What is required: Copy the records below exactly, leaving out every picture.

----------

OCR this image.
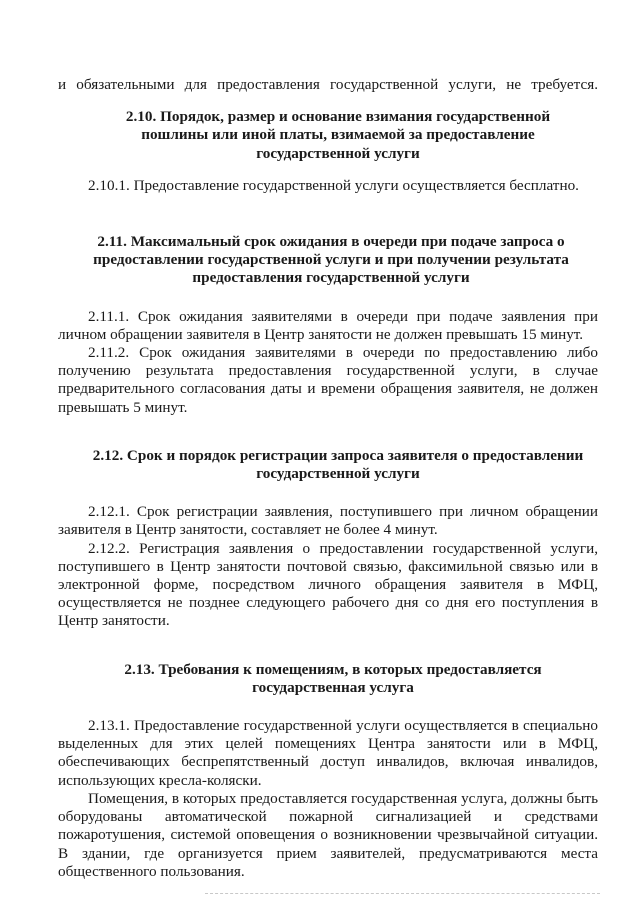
и обязательными для предоставления государственной услуги, не требуется.

2.10. Порядок, размер и основание взимания государственной пошлины или иной платы, взимаемой за предоставление государственной услуги

2.10.1. Предоставление государственной услуги осуществляется бесплатно.

2.11. Максимальный срок ожидания в очереди при подаче запроса о предоставлении государственной услуги и при получении результата предоставления государственной услуги

2.11.1. Срок ожидания заявителями в очереди при подаче заявления при личном обращении заявителя в Центр занятости не должен превышать 15 минут.

2.11.2. Срок ожидания заявителями в очереди по предоставлению либо получению результата предоставления государственной услуги, в случае предварительного согласования даты и времени обращения заявителя, не должен превышать 5 минут.

2.12. Срок и порядок регистрации запроса заявителя о предоставлении государственной услуги

2.12.1. Срок регистрации заявления, поступившего при личном обращении заявителя в Центр занятости, составляет не более 4 минут.

2.12.2. Регистрация заявления о предоставлении государственной услуги, поступившего в Центр занятости почтовой связью, факсимильной связью или в электронной форме, посредством личного обращения заявителя в МФЦ, осуществляется не позднее следующего рабочего дня со дня его поступления в Центр занятости.

2.13. Требования к помещениям, в которых предоставляется государственная услуга

2.13.1. Предоставление государственной услуги осуществляется в специально выделенных для этих целей помещениях Центра занятости или в МФЦ, обеспечивающих беспрепятственный доступ инвалидов, включая инвалидов, использующих кресла-коляски.

Помещения, в которых предоставляется государственная услуга, должны быть оборудованы автоматической пожарной сигнализацией и средствами пожаротушения, системой оповещения о возникновении чрезвычайной ситуации. В здании, где организуется прием заявителей, предусматриваются места общественного пользования.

----------

Finished task:
OCR this image.
и обязательными для предоставления государственной услуги, не требуется.

2.10. Порядок, размер и основание взимания государственной пошлины или иной платы, взимаемой за предоставление государственной услуги

2.10.1. Предоставление государственной услуги осуществляется бесплатно.

2.11. Максимальный срок ожидания в очереди при подаче запроса о предоставлении государственной услуги и при получении результата предоставления государственной услуги

2.11.1. Срок ожидания заявителями в очереди при подаче заявления при личном обращении заявителя в Центр занятости не должен превышать 15 минут.

2.11.2. Срок ожидания заявителями в очереди по предоставлению либо получению результата предоставления государственной услуги, в случае предварительного согласования даты и времени обращения заявителя, не должен превышать 5 минут.

2.12. Срок и порядок регистрации запроса заявителя о предоставлении государственной услуги

2.12.1. Срок регистрации заявления, поступившего при личном обращении заявителя в Центр занятости, составляет не более 4 минут.

2.12.2. Регистрация заявления о предоставлении государственной услуги, поступившего в Центр занятости почтовой связью, факсимильной связью или в электронной форме, посредством личного обращения заявителя в МФЦ, осуществляется не позднее следующего рабочего дня со дня его поступления в Центр занятости.

2.13. Требования к помещениям, в которых предоставляется государственная услуга

2.13.1. Предоставление государственной услуги осуществляется в специально выделенных для этих целей помещениях Центра занятости или в МФЦ, обеспечивающих беспрепятственный доступ инвалидов, включая инвалидов, использующих кресла-коляски.

Помещения, в которых предоставляется государственная услуга, должны быть оборудованы автоматической пожарной сигнализацией и средствами пожаротушения, системой оповещения о возникновении чрезвычайной ситуации. В здании, где организуется прием заявителей, предусматриваются места общественного пользования.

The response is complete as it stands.